- _INSTRUCTIONS TO FOLLOW_:
Search the material for the string "this", then return every line where it is found.

- _SUPPLIED RECORDS_:
◇ ◇ ◇ ◇

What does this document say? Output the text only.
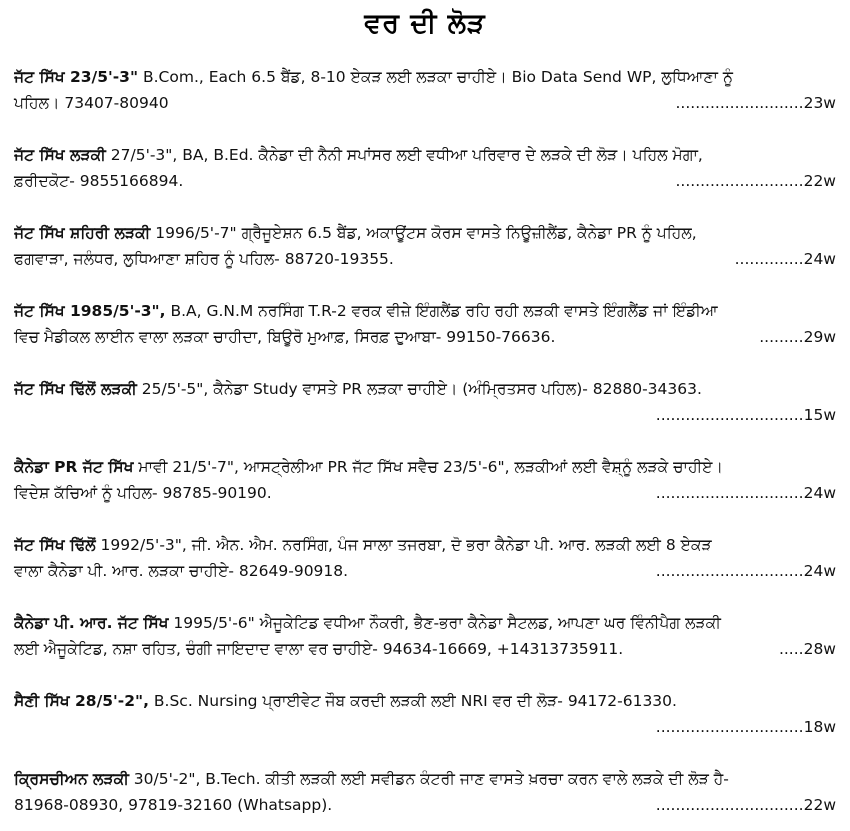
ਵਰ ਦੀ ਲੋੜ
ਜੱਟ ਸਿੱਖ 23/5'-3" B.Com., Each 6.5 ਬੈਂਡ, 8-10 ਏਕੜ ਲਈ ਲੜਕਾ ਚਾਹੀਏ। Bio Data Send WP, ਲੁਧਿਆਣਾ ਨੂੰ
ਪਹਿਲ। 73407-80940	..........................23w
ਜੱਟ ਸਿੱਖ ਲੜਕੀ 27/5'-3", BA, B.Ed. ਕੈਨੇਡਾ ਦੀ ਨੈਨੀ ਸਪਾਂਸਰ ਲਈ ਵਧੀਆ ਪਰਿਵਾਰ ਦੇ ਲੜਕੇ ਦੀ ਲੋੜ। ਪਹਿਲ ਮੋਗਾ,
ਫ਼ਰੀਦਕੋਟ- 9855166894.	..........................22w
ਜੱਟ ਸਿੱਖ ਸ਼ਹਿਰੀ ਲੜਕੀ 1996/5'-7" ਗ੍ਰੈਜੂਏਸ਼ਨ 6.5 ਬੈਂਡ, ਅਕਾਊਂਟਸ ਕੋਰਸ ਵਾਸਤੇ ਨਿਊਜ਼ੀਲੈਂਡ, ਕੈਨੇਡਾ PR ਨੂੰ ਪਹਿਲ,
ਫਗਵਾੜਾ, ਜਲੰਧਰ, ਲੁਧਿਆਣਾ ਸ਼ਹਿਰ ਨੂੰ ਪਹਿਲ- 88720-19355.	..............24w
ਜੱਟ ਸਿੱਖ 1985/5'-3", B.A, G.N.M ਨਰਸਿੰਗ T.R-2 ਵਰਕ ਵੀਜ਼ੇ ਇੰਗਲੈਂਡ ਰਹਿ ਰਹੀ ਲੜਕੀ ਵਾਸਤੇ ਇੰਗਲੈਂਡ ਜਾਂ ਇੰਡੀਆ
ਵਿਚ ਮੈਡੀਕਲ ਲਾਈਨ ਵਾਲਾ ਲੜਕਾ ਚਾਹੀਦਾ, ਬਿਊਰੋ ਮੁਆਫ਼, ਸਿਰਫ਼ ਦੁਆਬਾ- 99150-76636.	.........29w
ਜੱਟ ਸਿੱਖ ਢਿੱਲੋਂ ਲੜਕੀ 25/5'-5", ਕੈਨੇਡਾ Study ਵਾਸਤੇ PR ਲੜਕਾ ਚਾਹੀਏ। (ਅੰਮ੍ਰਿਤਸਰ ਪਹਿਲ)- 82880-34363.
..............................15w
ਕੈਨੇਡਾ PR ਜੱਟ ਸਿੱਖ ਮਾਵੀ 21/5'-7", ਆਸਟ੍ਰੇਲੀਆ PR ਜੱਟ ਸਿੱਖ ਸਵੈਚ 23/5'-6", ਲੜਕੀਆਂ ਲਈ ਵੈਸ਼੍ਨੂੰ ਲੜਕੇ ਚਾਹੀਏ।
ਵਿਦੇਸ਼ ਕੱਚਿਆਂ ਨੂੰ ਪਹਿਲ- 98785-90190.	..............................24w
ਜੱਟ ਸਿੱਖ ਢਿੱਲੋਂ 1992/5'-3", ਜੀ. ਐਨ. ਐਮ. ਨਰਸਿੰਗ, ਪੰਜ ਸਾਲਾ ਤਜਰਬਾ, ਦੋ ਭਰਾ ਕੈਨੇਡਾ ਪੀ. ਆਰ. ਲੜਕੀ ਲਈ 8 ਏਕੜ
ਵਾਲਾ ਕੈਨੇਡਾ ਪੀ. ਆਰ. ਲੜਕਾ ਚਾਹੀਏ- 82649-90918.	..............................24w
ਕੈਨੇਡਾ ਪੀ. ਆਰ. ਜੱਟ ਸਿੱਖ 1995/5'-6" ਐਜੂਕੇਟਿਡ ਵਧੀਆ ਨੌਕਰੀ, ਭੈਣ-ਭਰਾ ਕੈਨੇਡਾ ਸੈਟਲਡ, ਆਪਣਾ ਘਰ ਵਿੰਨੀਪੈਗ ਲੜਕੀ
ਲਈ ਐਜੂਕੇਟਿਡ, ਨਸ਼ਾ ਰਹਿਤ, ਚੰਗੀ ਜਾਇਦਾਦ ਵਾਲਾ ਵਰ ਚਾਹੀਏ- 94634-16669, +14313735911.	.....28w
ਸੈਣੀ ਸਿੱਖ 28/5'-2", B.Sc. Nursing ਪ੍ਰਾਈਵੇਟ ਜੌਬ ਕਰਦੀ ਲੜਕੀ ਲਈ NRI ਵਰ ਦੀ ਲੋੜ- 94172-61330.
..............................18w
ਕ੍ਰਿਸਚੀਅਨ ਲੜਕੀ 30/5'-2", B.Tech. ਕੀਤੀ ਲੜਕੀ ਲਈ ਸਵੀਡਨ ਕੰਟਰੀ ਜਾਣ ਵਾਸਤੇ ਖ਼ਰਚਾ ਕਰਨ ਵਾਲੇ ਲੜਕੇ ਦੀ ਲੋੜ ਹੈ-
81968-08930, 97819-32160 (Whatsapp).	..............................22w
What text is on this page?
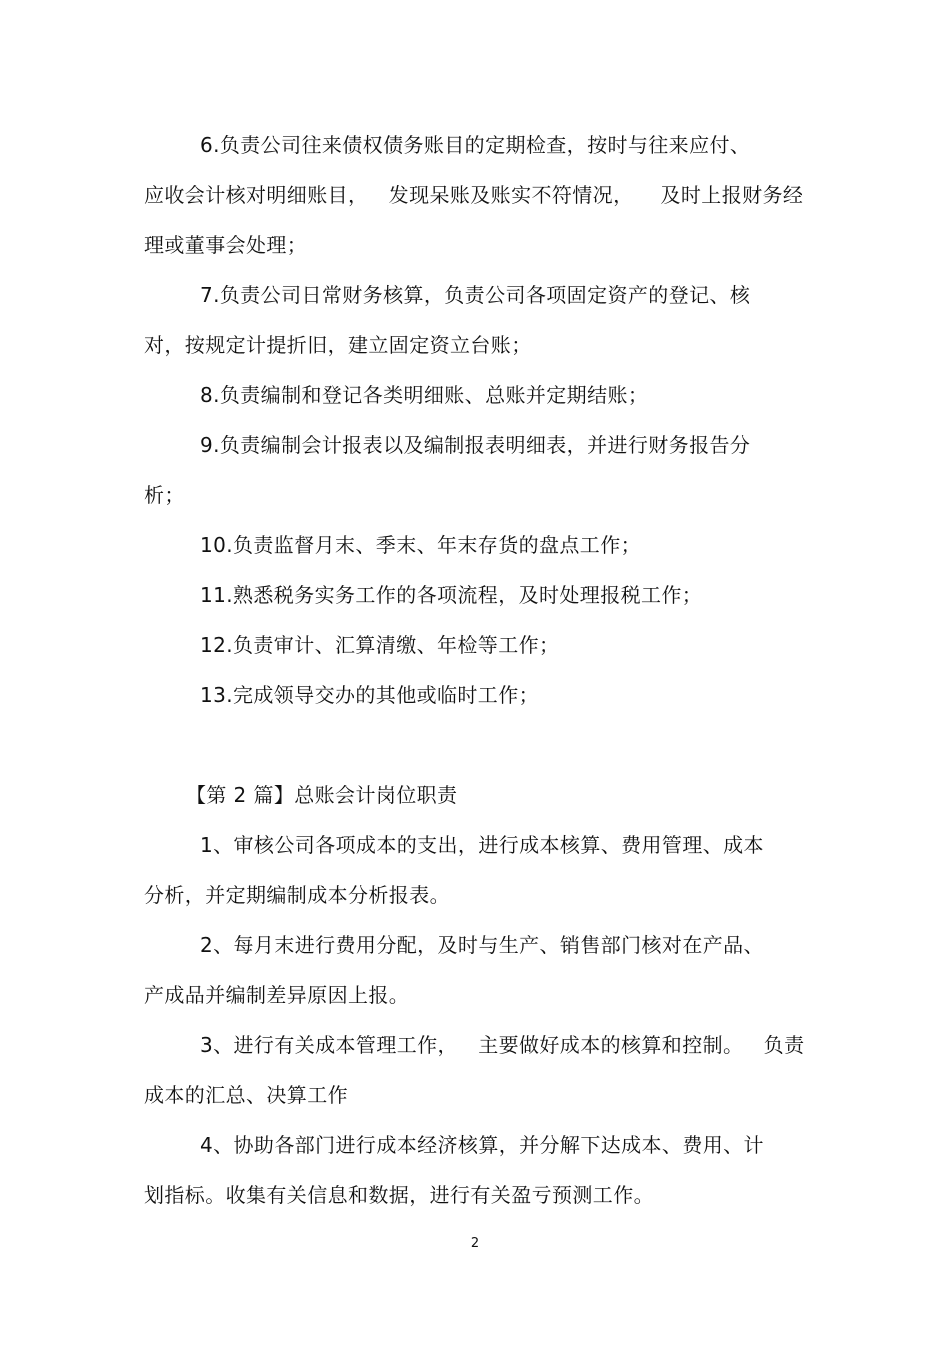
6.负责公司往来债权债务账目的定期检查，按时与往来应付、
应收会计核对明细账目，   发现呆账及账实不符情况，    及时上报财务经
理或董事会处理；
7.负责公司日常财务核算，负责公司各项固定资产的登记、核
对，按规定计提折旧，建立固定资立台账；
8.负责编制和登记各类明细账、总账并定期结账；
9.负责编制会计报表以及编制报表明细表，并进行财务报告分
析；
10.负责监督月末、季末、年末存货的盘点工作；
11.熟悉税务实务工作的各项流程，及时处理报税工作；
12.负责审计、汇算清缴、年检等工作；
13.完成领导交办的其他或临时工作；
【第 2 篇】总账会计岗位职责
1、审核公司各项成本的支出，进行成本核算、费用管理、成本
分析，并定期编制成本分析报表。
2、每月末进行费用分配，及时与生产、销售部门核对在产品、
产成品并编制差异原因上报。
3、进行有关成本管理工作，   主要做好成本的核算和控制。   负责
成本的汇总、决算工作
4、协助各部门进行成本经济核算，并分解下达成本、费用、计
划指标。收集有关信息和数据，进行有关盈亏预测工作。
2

◇ ◇ ◇ ◇

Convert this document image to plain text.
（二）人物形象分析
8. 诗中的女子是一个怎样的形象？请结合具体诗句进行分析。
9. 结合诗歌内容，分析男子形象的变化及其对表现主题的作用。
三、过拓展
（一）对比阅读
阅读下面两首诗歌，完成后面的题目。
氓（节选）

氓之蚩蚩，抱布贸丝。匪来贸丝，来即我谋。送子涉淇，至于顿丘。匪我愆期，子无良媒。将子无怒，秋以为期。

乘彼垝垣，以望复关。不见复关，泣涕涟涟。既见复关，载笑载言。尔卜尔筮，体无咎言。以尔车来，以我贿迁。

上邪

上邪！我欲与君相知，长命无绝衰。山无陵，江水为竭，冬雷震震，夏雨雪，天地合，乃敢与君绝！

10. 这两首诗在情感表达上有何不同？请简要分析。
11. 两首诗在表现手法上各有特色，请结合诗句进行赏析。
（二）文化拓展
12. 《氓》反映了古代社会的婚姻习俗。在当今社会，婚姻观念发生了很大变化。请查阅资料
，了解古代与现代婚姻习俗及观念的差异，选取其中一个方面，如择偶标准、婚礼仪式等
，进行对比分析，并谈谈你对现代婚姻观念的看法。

◇ ◇ ◇ ◇

- _FINISHED ANSWER_:
What does this document say? Output the text only.
What text is on this page?
Convert this document image to plain text.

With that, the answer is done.